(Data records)
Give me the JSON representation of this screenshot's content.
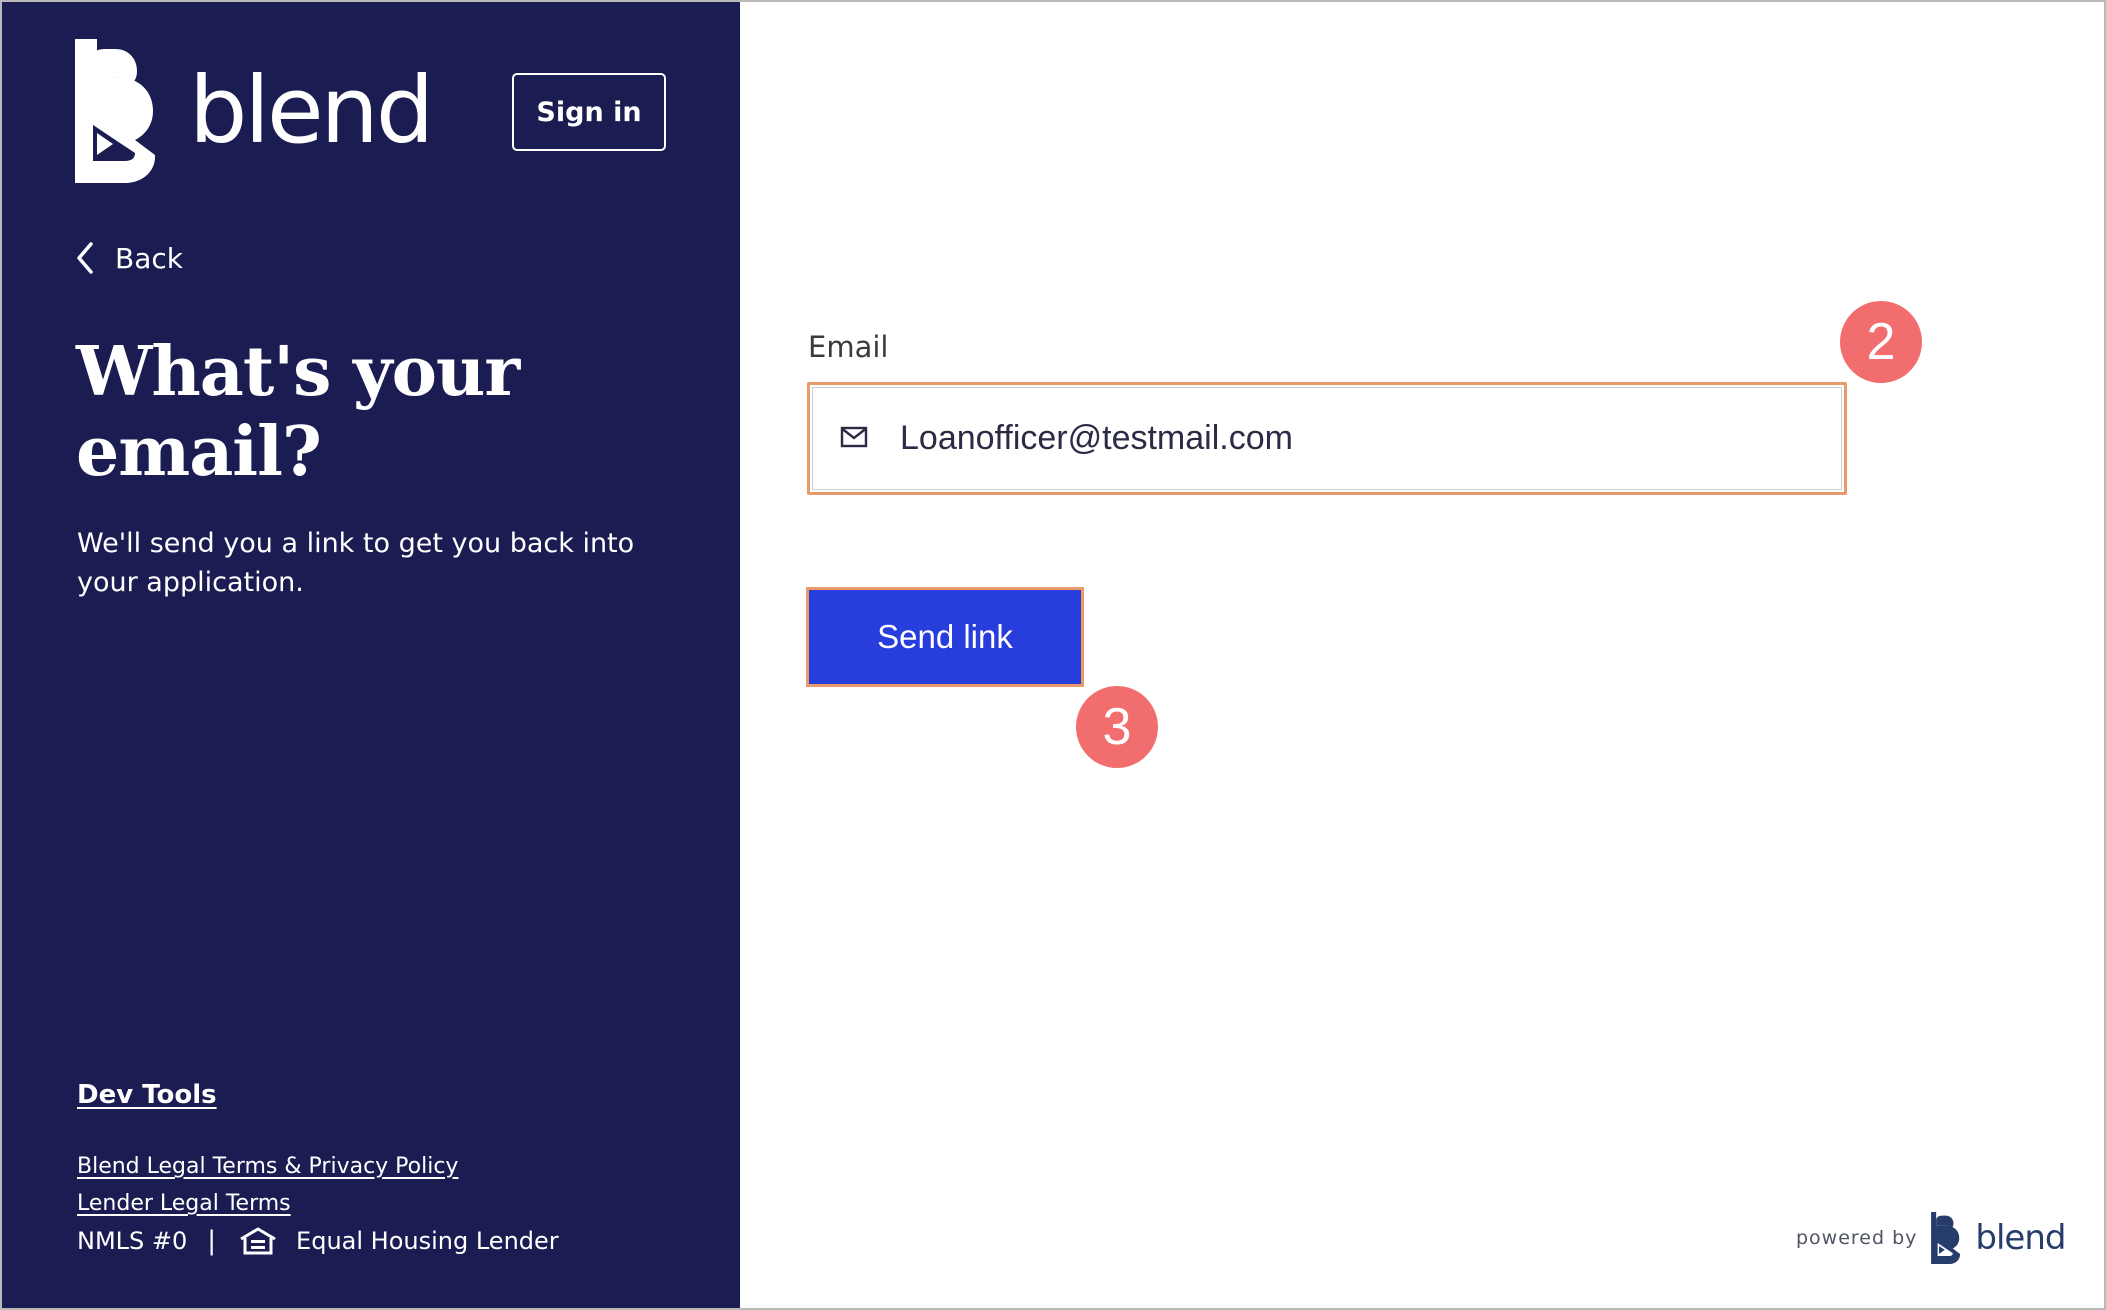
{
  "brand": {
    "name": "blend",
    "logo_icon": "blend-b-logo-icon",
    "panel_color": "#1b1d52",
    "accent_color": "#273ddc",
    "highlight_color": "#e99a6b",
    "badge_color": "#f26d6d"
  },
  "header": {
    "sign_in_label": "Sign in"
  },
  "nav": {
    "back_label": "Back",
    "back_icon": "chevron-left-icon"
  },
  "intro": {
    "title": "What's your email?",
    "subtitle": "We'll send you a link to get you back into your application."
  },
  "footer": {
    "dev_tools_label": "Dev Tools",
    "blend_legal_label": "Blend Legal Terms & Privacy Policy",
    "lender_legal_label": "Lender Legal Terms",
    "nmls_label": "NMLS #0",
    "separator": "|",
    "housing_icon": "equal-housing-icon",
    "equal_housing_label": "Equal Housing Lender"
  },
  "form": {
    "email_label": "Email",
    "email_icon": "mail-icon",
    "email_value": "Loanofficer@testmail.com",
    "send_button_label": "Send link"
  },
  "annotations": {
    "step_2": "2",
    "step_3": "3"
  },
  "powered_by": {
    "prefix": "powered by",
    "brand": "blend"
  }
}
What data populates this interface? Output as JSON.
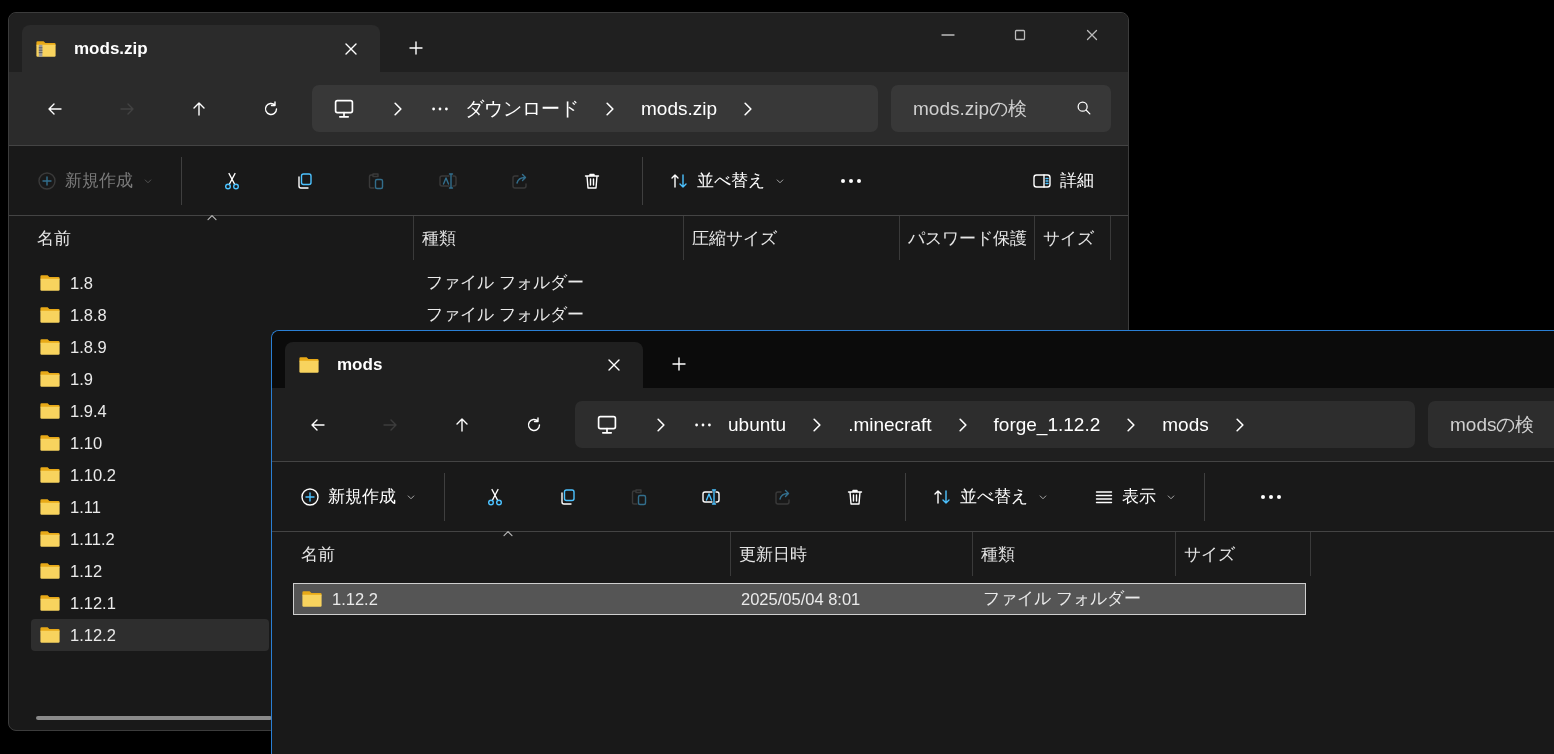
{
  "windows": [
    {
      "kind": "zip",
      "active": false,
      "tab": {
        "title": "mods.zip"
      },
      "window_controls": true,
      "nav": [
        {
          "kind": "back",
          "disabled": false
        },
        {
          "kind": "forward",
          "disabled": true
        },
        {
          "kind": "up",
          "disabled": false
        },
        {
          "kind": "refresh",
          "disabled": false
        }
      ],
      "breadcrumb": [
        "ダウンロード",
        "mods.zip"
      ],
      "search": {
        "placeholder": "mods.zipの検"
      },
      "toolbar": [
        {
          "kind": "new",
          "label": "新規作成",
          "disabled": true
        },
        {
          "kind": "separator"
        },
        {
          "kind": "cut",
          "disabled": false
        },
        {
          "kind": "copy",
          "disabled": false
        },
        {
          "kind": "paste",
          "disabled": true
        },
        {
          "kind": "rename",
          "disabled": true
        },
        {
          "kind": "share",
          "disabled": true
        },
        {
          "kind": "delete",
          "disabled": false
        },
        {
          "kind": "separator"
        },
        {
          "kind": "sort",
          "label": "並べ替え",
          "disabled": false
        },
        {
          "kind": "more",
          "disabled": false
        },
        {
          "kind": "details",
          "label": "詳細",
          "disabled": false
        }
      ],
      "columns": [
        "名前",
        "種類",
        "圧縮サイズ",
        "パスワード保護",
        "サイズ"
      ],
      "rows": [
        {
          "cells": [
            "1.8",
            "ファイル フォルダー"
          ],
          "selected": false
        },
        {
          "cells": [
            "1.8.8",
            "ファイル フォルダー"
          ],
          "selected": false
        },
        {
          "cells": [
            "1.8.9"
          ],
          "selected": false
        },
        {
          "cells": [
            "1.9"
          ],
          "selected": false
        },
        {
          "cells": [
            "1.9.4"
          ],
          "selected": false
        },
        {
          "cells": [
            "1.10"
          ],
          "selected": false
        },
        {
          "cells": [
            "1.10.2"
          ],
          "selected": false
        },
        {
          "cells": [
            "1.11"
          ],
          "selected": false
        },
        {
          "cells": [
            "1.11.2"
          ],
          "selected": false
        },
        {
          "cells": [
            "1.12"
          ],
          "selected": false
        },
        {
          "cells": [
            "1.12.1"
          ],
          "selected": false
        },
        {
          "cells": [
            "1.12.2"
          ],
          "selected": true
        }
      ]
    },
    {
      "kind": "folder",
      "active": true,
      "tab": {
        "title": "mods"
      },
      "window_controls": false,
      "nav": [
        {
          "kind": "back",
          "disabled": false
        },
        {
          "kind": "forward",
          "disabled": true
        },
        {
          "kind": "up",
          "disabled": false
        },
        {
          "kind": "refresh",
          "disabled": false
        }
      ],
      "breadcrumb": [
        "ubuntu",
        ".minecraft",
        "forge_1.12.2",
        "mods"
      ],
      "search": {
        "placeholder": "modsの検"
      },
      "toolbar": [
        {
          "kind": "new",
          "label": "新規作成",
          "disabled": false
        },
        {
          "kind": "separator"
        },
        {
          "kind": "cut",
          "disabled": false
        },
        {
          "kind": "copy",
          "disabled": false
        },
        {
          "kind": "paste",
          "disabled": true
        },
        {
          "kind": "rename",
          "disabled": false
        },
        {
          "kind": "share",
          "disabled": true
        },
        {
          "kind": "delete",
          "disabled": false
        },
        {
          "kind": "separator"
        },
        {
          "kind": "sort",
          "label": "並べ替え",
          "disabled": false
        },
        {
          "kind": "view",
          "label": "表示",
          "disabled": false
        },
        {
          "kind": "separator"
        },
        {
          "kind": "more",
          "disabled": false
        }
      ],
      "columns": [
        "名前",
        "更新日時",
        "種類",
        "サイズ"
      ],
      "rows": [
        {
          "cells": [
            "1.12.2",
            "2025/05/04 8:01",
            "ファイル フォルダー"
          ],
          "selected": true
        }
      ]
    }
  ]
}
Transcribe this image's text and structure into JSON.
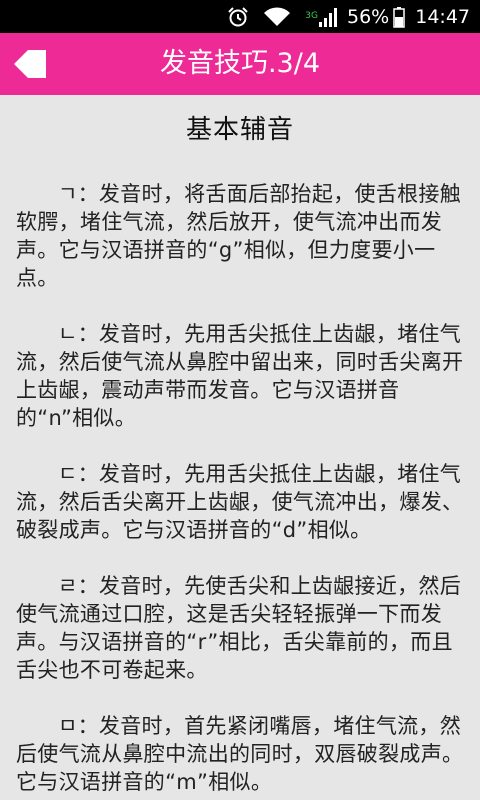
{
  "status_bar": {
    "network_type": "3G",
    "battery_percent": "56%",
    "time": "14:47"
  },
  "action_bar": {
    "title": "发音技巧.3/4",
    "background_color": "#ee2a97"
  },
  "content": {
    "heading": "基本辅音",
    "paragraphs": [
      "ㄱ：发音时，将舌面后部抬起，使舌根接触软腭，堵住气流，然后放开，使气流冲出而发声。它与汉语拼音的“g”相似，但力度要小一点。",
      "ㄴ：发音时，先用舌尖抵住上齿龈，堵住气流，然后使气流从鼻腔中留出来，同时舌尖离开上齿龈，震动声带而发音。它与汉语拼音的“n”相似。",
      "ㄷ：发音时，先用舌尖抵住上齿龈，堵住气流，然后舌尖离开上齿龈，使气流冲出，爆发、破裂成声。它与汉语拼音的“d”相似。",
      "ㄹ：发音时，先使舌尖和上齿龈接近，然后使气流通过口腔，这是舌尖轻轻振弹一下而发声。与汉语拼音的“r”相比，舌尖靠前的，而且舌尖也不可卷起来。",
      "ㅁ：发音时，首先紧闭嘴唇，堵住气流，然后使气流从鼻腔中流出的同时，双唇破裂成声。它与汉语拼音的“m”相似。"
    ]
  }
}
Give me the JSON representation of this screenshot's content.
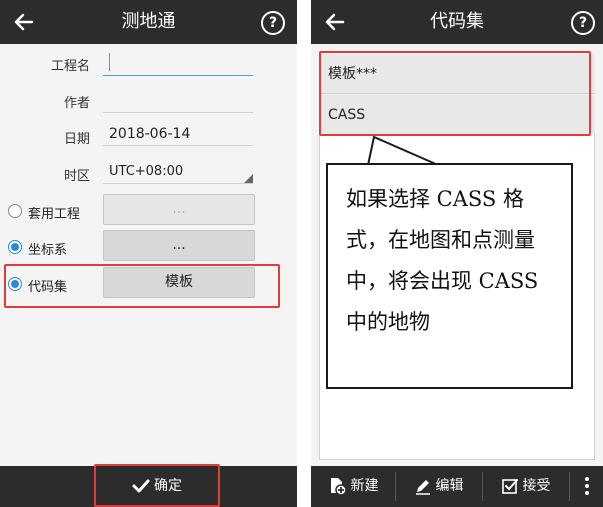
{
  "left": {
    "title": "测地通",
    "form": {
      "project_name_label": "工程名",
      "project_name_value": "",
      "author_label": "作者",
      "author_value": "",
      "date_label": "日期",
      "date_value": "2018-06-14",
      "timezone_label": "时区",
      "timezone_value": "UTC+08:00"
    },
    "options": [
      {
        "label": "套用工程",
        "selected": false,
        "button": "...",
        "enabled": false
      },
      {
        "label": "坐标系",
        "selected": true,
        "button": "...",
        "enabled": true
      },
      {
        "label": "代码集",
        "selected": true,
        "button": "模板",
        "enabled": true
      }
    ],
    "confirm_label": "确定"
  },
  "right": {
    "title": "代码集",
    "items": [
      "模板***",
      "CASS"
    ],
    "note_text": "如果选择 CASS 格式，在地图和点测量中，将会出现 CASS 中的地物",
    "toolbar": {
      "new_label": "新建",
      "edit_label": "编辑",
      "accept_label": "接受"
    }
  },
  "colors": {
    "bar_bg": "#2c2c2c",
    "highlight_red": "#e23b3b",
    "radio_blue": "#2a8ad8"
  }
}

**What is required**
Print out the material word for word, omitting the pictures.

**Correct answer**
Give me the JSON representation of this screenshot's content.
{
  "brand": {
    "name": "blend",
    "logo_icon": "blend-b-logo-icon",
    "panel_color": "#1b1d52",
    "accent_color": "#273ddc",
    "highlight_color": "#e99a6b",
    "badge_color": "#f26d6d"
  },
  "header": {
    "sign_in_label": "Sign in"
  },
  "nav": {
    "back_label": "Back",
    "back_icon": "chevron-left-icon"
  },
  "intro": {
    "title": "What's your email?",
    "subtitle": "We'll send you a link to get you back into your application."
  },
  "footer": {
    "dev_tools_label": "Dev Tools",
    "blend_legal_label": "Blend Legal Terms & Privacy Policy",
    "lender_legal_label": "Lender Legal Terms",
    "nmls_label": "NMLS #0",
    "separator": "|",
    "housing_icon": "equal-housing-icon",
    "equal_housing_label": "Equal Housing Lender"
  },
  "form": {
    "email_label": "Email",
    "email_icon": "mail-icon",
    "email_value": "Loanofficer@testmail.com",
    "send_button_label": "Send link"
  },
  "annotations": {
    "step_2": "2",
    "step_3": "3"
  },
  "powered_by": {
    "prefix": "powered by",
    "brand": "blend"
  }
}
What data populates this interface? Output as JSON.
{
  "windows": [
    {
      "kind": "zip",
      "active": false,
      "tab": {
        "title": "mods.zip"
      },
      "window_controls": true,
      "nav": [
        {
          "kind": "back",
          "disabled": false
        },
        {
          "kind": "forward",
          "disabled": true
        },
        {
          "kind": "up",
          "disabled": false
        },
        {
          "kind": "refresh",
          "disabled": false
        }
      ],
      "breadcrumb": [
        "ダウンロード",
        "mods.zip"
      ],
      "search": {
        "placeholder": "mods.zipの検"
      },
      "toolbar": [
        {
          "kind": "new",
          "label": "新規作成",
          "disabled": true
        },
        {
          "kind": "separator"
        },
        {
          "kind": "cut",
          "disabled": false
        },
        {
          "kind": "copy",
          "disabled": false
        },
        {
          "kind": "paste",
          "disabled": true
        },
        {
          "kind": "rename",
          "disabled": true
        },
        {
          "kind": "share",
          "disabled": true
        },
        {
          "kind": "delete",
          "disabled": false
        },
        {
          "kind": "separator"
        },
        {
          "kind": "sort",
          "label": "並べ替え",
          "disabled": false
        },
        {
          "kind": "more",
          "disabled": false
        },
        {
          "kind": "details",
          "label": "詳細",
          "disabled": false
        }
      ],
      "columns": [
        "名前",
        "種類",
        "圧縮サイズ",
        "パスワード保護",
        "サイズ"
      ],
      "rows": [
        {
          "cells": [
            "1.8",
            "ファイル フォルダー"
          ],
          "selected": false
        },
        {
          "cells": [
            "1.8.8",
            "ファイル フォルダー"
          ],
          "selected": false
        },
        {
          "cells": [
            "1.8.9"
          ],
          "selected": false
        },
        {
          "cells": [
            "1.9"
          ],
          "selected": false
        },
        {
          "cells": [
            "1.9.4"
          ],
          "selected": false
        },
        {
          "cells": [
            "1.10"
          ],
          "selected": false
        },
        {
          "cells": [
            "1.10.2"
          ],
          "selected": false
        },
        {
          "cells": [
            "1.11"
          ],
          "selected": false
        },
        {
          "cells": [
            "1.11.2"
          ],
          "selected": false
        },
        {
          "cells": [
            "1.12"
          ],
          "selected": false
        },
        {
          "cells": [
            "1.12.1"
          ],
          "selected": false
        },
        {
          "cells": [
            "1.12.2"
          ],
          "selected": true
        }
      ]
    },
    {
      "kind": "folder",
      "active": true,
      "tab": {
        "title": "mods"
      },
      "window_controls": false,
      "nav": [
        {
          "kind": "back",
          "disabled": false
        },
        {
          "kind": "forward",
          "disabled": true
        },
        {
          "kind": "up",
          "disabled": false
        },
        {
          "kind": "refresh",
          "disabled": false
        }
      ],
      "breadcrumb": [
        "ubuntu",
        ".minecraft",
        "forge_1.12.2",
        "mods"
      ],
      "search": {
        "placeholder": "modsの検"
      },
      "toolbar": [
        {
          "kind": "new",
          "label": "新規作成",
          "disabled": false
        },
        {
          "kind": "separator"
        },
        {
          "kind": "cut",
          "disabled": false
        },
        {
          "kind": "copy",
          "disabled": false
        },
        {
          "kind": "paste",
          "disabled": true
        },
        {
          "kind": "rename",
          "disabled": false
        },
        {
          "kind": "share",
          "disabled": true
        },
        {
          "kind": "delete",
          "disabled": false
        },
        {
          "kind": "separator"
        },
        {
          "kind": "sort",
          "label": "並べ替え",
          "disabled": false
        },
        {
          "kind": "view",
          "label": "表示",
          "disabled": false
        },
        {
          "kind": "separator"
        },
        {
          "kind": "more",
          "disabled": false
        }
      ],
      "columns": [
        "名前",
        "更新日時",
        "種類",
        "サイズ"
      ],
      "rows": [
        {
          "cells": [
            "1.12.2",
            "2025/05/04 8:01",
            "ファイル フォルダー"
          ],
          "selected": true
        }
      ]
    }
  ]
}
Transcribe this image's text and structure into JSON.
{
  "status_bar": {
    "network_type": "3G",
    "battery_percent": "56%",
    "time": "14:47"
  },
  "action_bar": {
    "title": "发音技巧.3/4",
    "background_color": "#ee2a97"
  },
  "content": {
    "heading": "基本辅音",
    "paragraphs": [
      "ㄱ：发音时，将舌面后部抬起，使舌根接触软腭，堵住气流，然后放开，使气流冲出而发声。它与汉语拼音的“g”相似，但力度要小一点。",
      "ㄴ：发音时，先用舌尖抵住上齿龈，堵住气流，然后使气流从鼻腔中留出来，同时舌尖离开上齿龈，震动声带而发音。它与汉语拼音的“n”相似。",
      "ㄷ：发音时，先用舌尖抵住上齿龈，堵住气流，然后舌尖离开上齿龈，使气流冲出，爆发、破裂成声。它与汉语拼音的“d”相似。",
      "ㄹ：发音时，先使舌尖和上齿龈接近，然后使气流通过口腔，这是舌尖轻轻振弹一下而发声。与汉语拼音的“r”相比，舌尖靠前的，而且舌尖也不可卷起来。",
      "ㅁ：发音时，首先紧闭嘴唇，堵住气流，然后使气流从鼻腔中流出的同时，双唇破裂成声。它与汉语拼音的“m”相似。"
    ]
  }
}
Give me the JSON representation of this screenshot's content.
{
  "left": {
    "title": "测地通",
    "form": {
      "project_name_label": "工程名",
      "project_name_value": "",
      "author_label": "作者",
      "author_value": "",
      "date_label": "日期",
      "date_value": "2018-06-14",
      "timezone_label": "时区",
      "timezone_value": "UTC+08:00"
    },
    "options": [
      {
        "label": "套用工程",
        "selected": false,
        "button": "...",
        "enabled": false
      },
      {
        "label": "坐标系",
        "selected": true,
        "button": "...",
        "enabled": true
      },
      {
        "label": "代码集",
        "selected": true,
        "button": "模板",
        "enabled": true
      }
    ],
    "confirm_label": "确定"
  },
  "right": {
    "title": "代码集",
    "items": [
      "模板***",
      "CASS"
    ],
    "note_text": "如果选择 CASS 格式，在地图和点测量中，将会出现 CASS 中的地物",
    "toolbar": {
      "new_label": "新建",
      "edit_label": "编辑",
      "accept_label": "接受"
    }
  },
  "colors": {
    "bar_bg": "#2c2c2c",
    "highlight_red": "#e23b3b",
    "radio_blue": "#2a8ad8"
  }
}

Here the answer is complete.